(WHAT IS ASKED) Records follow. Pull out every line that contains "react".

Records from a data source:
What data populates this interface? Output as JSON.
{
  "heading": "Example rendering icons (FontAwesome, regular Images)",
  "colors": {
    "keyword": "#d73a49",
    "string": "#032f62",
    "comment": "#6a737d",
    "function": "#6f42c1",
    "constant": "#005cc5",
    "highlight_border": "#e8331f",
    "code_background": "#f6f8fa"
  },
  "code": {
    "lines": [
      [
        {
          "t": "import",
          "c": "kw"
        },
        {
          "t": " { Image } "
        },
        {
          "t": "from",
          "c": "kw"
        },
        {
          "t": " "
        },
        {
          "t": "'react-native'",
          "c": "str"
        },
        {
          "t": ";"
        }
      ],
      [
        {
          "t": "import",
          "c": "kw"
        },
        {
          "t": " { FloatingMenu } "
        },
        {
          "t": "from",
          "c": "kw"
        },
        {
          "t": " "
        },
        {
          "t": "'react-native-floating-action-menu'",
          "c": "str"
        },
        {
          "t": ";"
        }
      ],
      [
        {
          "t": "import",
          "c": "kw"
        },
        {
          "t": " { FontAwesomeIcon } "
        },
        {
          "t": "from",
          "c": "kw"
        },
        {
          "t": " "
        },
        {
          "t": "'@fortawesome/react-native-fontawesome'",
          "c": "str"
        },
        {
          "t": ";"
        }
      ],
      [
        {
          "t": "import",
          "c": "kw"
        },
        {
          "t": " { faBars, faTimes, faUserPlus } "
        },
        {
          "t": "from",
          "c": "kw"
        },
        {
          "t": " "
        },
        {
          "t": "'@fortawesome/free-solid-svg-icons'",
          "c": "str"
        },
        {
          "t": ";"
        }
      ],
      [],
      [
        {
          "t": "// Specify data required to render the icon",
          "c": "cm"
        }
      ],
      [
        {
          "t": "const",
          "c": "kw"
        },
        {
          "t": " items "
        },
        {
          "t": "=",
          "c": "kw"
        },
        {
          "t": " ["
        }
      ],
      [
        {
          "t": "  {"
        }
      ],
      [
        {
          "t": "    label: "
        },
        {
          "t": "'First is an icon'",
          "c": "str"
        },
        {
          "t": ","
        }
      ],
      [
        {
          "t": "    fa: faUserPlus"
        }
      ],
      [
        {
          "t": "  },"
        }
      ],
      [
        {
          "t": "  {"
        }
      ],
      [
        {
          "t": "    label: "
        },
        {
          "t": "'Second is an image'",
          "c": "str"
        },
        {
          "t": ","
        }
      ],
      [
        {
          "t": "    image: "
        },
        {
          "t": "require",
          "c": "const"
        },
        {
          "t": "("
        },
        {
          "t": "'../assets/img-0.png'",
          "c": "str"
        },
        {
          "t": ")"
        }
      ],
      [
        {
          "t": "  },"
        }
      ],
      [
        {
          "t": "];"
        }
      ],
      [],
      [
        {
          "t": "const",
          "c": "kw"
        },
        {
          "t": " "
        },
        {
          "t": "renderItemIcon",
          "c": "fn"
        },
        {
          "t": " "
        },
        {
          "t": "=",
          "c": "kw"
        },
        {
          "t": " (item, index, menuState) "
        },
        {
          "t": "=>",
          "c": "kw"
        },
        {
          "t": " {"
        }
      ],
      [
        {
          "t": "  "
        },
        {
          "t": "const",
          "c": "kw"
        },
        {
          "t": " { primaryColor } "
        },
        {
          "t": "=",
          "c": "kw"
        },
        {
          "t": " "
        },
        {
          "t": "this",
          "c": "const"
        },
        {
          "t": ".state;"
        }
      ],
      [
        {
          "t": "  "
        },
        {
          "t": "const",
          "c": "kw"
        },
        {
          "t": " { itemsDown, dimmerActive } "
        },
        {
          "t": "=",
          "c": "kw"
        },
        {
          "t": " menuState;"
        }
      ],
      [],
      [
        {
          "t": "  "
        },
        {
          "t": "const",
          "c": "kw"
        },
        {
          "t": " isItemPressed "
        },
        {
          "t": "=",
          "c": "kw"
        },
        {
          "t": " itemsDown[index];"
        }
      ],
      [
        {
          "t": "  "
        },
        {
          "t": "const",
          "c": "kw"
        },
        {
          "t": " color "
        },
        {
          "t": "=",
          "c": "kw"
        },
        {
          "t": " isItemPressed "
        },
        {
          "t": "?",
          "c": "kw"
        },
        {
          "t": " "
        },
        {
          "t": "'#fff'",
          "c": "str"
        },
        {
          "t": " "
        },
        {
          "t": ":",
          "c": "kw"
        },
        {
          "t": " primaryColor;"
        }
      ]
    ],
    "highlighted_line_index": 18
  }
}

(SOLUTION BELOW)
          "t": "'react-native'",
          "t": "'react-native-floating-action-menu'",
          "t": "'@fortawesome/react-native-fontawesome'",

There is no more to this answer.